### [Problem]
Output the entries verbatim, including every line.

▶

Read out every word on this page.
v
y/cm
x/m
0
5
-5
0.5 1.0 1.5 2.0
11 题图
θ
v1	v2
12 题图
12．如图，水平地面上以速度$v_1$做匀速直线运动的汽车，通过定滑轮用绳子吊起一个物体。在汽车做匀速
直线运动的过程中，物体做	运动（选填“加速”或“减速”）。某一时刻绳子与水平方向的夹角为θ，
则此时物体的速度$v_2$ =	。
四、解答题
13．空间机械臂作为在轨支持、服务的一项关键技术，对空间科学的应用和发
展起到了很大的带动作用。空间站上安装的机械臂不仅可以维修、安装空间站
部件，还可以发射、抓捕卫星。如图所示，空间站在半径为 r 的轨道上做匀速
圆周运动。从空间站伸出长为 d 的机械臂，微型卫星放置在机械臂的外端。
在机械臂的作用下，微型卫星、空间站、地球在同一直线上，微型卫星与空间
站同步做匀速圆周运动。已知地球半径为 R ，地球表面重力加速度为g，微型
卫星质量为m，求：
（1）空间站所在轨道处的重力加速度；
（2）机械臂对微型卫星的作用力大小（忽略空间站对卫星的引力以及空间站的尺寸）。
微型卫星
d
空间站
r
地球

◀

### [The reply]
Read out every word on this page.
v
y/cm
x/m
0
5
-5
0.5 1.0 1.5 2.0
11 题图
θ
v1	v2
12 题图
12．如图，水平地面上以速度$v_1$做匀速直线运动的汽车，通过定滑轮用绳子吊起一个物体。在汽车做匀速
直线运动的过程中，物体做	运动（选填“加速”或“减速”）。某一时刻绳子与水平方向的夹角为θ，
则此时物体的速度$v_2$ =	。
四、解答题
13．空间机械臂作为在轨支持、服务的一项关键技术，对空间科学的应用和发
展起到了很大的带动作用。空间站上安装的机械臂不仅可以维修、安装空间站
部件，还可以发射、抓捕卫星。如图所示，空间站在半径为 r 的轨道上做匀速
圆周运动。从空间站伸出长为 d 的机械臂，微型卫星放置在机械臂的外端。
在机械臂的作用下，微型卫星、空间站、地球在同一直线上，微型卫星与空间
站同步做匀速圆周运动。已知地球半径为 R ，地球表面重力加速度为g，微型
卫星质量为m，求：
（1）空间站所在轨道处的重力加速度；
（2）机械臂对微型卫星的作用力大小（忽略空间站对卫星的引力以及空间站的尺寸）。
微型卫星
d
空间站
r
地球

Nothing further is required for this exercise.